Directive. Copy the lines below verbatim, beginning with the line that includes "Read this page and output its text content." and continuing to the end; leave out everything before it.

** START **

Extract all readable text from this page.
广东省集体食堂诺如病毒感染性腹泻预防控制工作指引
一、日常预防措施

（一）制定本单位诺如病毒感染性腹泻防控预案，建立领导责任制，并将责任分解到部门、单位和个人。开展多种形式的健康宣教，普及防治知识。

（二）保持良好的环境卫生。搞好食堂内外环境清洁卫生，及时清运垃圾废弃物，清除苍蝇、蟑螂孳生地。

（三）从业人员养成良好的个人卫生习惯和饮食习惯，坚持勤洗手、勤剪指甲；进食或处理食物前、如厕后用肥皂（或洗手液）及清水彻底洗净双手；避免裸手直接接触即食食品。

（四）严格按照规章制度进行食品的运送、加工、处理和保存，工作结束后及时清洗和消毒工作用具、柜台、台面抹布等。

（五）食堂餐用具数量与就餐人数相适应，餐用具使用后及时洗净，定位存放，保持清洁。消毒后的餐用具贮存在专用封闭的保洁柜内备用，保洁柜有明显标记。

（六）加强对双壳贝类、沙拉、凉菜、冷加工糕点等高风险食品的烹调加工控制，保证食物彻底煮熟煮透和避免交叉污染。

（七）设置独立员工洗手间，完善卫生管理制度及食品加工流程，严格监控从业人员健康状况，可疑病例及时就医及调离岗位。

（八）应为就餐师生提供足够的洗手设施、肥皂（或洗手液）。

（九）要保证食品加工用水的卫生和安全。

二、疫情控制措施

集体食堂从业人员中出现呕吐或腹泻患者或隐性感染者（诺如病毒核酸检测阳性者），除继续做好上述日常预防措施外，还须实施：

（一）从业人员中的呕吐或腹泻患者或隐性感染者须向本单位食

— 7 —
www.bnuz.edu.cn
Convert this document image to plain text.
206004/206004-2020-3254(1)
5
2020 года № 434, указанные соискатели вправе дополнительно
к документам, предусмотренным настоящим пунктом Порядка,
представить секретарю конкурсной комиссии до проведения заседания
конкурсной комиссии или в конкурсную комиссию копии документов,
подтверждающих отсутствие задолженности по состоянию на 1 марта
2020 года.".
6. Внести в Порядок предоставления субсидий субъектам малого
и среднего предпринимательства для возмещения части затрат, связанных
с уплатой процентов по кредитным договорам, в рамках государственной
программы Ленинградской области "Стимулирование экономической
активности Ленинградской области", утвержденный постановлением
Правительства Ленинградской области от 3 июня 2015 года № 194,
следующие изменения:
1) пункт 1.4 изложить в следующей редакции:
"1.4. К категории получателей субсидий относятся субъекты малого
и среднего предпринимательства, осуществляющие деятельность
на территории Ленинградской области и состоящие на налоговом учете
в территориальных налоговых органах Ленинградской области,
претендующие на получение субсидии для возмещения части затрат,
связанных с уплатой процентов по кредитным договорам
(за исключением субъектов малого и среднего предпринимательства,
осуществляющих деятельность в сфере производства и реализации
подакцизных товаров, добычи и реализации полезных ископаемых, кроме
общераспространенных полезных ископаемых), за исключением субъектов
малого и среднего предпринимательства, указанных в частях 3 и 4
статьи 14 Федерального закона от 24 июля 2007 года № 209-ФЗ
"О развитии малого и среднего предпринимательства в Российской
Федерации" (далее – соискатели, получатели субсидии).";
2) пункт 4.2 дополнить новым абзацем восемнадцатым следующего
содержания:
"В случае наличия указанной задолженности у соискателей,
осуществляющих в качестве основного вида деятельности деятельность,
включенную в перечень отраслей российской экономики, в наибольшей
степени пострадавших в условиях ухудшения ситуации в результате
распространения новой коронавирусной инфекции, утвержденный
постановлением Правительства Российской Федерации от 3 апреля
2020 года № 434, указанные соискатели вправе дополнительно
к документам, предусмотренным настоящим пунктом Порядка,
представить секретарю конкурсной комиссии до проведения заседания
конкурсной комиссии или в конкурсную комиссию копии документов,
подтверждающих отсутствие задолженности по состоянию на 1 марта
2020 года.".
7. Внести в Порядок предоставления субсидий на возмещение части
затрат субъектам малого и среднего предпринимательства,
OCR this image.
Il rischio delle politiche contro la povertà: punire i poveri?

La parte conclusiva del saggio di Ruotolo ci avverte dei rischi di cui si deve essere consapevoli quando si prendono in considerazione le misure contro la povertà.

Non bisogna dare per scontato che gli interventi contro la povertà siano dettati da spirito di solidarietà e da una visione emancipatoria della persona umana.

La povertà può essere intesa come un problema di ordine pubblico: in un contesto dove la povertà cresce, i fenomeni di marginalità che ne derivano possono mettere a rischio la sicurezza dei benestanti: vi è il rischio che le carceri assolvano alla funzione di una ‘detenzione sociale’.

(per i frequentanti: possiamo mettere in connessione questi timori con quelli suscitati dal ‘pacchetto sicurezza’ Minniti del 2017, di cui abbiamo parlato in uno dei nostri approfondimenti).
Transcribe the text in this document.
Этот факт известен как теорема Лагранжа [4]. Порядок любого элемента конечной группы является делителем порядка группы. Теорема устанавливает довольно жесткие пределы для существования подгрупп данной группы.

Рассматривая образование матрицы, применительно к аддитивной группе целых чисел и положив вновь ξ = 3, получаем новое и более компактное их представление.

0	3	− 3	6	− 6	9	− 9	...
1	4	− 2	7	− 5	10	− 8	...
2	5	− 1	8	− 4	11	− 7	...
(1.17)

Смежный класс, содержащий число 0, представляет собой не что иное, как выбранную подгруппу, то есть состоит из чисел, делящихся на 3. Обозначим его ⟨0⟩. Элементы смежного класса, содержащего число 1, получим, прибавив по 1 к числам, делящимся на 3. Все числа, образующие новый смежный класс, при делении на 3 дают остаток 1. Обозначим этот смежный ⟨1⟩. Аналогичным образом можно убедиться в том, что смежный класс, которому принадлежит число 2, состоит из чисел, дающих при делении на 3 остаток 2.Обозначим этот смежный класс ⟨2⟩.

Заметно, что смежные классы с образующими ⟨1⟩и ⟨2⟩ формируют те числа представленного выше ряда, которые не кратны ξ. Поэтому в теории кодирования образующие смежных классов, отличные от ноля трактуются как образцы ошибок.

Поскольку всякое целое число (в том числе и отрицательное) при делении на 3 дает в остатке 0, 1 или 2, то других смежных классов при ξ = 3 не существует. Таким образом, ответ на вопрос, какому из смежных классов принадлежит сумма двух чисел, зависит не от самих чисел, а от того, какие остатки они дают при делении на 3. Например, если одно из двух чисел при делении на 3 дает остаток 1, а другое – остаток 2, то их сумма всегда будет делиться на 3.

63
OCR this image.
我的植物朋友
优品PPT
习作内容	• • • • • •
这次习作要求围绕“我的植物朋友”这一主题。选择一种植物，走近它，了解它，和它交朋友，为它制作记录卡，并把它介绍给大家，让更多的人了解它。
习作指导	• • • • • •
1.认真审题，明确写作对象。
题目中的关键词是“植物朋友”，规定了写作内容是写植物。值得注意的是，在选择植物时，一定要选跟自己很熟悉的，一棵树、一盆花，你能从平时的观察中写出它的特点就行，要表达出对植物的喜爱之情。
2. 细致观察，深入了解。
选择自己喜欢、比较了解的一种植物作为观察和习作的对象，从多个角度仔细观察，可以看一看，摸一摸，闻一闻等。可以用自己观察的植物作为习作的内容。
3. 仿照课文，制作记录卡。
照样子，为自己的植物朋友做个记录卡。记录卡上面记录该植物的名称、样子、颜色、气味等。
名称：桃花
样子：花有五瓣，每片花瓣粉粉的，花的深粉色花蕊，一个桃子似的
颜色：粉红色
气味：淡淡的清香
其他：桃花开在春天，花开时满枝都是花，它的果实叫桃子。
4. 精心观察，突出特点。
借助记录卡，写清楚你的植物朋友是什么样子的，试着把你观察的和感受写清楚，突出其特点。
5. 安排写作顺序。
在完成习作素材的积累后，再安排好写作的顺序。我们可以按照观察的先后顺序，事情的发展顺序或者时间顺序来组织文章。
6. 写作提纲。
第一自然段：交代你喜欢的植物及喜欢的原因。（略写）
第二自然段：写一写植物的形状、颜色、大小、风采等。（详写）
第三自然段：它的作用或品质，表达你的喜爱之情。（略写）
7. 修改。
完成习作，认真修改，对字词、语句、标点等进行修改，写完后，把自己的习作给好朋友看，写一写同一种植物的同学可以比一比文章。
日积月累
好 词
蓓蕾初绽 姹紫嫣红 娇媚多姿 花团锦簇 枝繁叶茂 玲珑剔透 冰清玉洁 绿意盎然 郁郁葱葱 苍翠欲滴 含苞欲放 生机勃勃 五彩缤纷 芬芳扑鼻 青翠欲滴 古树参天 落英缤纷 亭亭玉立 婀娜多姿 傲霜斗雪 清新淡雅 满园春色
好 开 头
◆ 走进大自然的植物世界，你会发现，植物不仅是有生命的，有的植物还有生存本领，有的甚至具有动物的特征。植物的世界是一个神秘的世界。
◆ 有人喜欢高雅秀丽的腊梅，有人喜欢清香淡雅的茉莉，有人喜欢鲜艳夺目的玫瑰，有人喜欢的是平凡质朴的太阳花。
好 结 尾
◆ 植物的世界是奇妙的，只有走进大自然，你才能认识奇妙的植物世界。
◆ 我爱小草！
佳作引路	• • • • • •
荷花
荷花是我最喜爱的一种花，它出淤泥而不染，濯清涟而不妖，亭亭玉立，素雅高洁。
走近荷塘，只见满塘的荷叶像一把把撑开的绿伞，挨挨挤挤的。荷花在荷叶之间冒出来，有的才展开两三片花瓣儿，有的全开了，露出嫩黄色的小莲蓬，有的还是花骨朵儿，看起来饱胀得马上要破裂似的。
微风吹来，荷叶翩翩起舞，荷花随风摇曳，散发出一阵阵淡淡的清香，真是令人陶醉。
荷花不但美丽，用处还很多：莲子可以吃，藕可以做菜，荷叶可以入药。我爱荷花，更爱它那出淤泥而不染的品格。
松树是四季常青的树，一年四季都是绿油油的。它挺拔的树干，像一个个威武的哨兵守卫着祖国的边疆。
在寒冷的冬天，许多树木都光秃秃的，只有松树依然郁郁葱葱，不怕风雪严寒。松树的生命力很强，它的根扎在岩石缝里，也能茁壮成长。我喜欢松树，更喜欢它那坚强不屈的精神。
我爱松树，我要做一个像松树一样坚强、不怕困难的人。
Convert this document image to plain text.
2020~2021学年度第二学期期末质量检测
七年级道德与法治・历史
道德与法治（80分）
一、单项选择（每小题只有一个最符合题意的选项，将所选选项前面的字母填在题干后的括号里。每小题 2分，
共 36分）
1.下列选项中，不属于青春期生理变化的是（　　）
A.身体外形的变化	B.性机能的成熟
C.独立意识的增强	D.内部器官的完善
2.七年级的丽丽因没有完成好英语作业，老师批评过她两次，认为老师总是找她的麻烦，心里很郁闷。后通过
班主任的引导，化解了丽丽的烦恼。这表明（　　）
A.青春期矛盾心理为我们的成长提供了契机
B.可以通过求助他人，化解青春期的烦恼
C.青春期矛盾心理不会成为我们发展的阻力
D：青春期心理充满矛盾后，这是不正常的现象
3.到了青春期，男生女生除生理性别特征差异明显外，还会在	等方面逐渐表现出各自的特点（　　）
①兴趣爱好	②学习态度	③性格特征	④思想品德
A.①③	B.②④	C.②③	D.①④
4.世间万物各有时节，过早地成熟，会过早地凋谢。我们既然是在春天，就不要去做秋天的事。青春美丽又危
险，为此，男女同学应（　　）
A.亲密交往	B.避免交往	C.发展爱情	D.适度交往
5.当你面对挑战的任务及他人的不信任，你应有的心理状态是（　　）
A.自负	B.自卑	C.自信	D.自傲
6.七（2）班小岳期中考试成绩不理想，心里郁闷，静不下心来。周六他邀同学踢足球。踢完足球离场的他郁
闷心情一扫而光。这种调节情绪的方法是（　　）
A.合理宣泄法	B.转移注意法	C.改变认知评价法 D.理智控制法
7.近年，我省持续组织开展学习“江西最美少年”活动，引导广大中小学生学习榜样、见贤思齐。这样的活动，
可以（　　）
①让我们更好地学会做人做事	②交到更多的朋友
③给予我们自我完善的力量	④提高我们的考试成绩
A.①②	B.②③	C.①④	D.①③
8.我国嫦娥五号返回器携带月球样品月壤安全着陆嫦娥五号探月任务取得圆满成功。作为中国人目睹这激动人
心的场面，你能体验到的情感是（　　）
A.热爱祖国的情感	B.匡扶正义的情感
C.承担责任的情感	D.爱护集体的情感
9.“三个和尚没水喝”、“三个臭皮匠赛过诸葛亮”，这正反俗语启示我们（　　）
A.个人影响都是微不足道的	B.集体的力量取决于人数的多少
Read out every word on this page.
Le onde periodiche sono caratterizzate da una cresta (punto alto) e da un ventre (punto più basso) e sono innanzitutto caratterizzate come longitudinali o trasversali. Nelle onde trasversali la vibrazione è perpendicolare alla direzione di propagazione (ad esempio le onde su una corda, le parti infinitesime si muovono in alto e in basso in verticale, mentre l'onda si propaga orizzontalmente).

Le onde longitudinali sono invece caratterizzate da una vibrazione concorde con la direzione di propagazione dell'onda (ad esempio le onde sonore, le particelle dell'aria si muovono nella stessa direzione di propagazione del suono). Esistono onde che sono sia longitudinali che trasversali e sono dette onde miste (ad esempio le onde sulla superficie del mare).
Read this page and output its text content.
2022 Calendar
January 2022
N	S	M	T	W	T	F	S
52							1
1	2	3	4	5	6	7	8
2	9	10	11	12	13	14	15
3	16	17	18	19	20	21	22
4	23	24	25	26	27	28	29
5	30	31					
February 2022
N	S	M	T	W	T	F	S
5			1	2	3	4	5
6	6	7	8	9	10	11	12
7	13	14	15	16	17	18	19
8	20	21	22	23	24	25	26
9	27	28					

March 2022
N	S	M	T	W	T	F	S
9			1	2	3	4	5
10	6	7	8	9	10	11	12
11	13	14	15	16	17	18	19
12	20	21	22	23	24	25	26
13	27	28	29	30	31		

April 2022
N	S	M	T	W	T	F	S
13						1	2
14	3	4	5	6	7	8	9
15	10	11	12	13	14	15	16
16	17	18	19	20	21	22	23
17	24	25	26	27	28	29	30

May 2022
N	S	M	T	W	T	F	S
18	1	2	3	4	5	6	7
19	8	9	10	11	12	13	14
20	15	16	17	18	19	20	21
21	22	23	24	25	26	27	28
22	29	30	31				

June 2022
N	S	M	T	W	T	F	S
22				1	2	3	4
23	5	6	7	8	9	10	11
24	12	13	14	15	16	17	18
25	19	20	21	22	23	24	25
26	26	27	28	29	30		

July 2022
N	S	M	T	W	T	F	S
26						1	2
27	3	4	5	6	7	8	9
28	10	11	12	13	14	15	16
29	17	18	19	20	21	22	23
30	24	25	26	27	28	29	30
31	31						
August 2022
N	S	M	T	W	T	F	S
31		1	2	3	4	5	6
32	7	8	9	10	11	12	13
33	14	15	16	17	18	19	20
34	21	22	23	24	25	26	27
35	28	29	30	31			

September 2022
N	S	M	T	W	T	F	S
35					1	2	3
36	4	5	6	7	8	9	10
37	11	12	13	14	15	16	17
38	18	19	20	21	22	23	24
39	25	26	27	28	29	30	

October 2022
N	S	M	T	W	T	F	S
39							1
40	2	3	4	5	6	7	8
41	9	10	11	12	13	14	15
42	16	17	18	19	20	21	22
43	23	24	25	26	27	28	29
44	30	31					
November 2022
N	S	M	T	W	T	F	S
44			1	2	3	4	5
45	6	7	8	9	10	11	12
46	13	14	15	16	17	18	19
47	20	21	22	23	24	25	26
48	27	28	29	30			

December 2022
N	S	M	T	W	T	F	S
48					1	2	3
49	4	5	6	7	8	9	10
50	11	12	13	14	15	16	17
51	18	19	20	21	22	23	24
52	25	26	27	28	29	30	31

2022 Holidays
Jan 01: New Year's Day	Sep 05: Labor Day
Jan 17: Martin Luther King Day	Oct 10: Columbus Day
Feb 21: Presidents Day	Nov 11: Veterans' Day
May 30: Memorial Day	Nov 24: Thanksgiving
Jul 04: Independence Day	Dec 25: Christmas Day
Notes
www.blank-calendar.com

** END **

Task solution.
Read this page and output its text content.
2022 Calendar
January 2022
N	S	M	T	W	T	F	S
52							1
1	2	3	4	5	6	7	8
2	9	10	11	12	13	14	15
3	16	17	18	19	20	21	22
4	23	24	25	26	27	28	29
5	30	31					
February 2022
N	S	M	T	W	T	F	S
5			1	2	3	4	5
6	6	7	8	9	10	11	12
7	13	14	15	16	17	18	19
8	20	21	22	23	24	25	26
9	27	28					

March 2022
N	S	M	T	W	T	F	S
9			1	2	3	4	5
10	6	7	8	9	10	11	12
11	13	14	15	16	17	18	19
12	20	21	22	23	24	25	26
13	27	28	29	30	31		

April 2022
N	S	M	T	W	T	F	S
13						1	2
14	3	4	5	6	7	8	9
15	10	11	12	13	14	15	16
16	17	18	19	20	21	22	23
17	24	25	26	27	28	29	30

May 2022
N	S	M	T	W	T	F	S
18	1	2	3	4	5	6	7
19	8	9	10	11	12	13	14
20	15	16	17	18	19	20	21
21	22	23	24	25	26	27	28
22	29	30	31				

June 2022
N	S	M	T	W	T	F	S
22				1	2	3	4
23	5	6	7	8	9	10	11
24	12	13	14	15	16	17	18
25	19	20	21	22	23	24	25
26	26	27	28	29	30		

July 2022
N	S	M	T	W	T	F	S
26						1	2
27	3	4	5	6	7	8	9
28	10	11	12	13	14	15	16
29	17	18	19	20	21	22	23
30	24	25	26	27	28	29	30
31	31						
August 2022
N	S	M	T	W	T	F	S
31		1	2	3	4	5	6
32	7	8	9	10	11	12	13
33	14	15	16	17	18	19	20
34	21	22	23	24	25	26	27
35	28	29	30	31			

September 2022
N	S	M	T	W	T	F	S
35					1	2	3
36	4	5	6	7	8	9	10
37	11	12	13	14	15	16	17
38	18	19	20	21	22	23	24
39	25	26	27	28	29	30	

October 2022
N	S	M	T	W	T	F	S
39							1
40	2	3	4	5	6	7	8
41	9	10	11	12	13	14	15
42	16	17	18	19	20	21	22
43	23	24	25	26	27	28	29
44	30	31					
November 2022
N	S	M	T	W	T	F	S
44			1	2	3	4	5
45	6	7	8	9	10	11	12
46	13	14	15	16	17	18	19
47	20	21	22	23	24	25	26
48	27	28	29	30			

December 2022
N	S	M	T	W	T	F	S
48					1	2	3
49	4	5	6	7	8	9	10
50	11	12	13	14	15	16	17
51	18	19	20	21	22	23	24
52	25	26	27	28	29	30	31

2022 Holidays
Jan 01: New Year's Day	Sep 05: Labor Day
Jan 17: Martin Luther King Day	Oct 10: Columbus Day
Feb 21: Presidents Day	Nov 11: Veterans' Day
May 30: Memorial Day	Nov 24: Thanksgiving
Jul 04: Independence Day	Dec 25: Christmas Day
Notes
www.blank-calendar.com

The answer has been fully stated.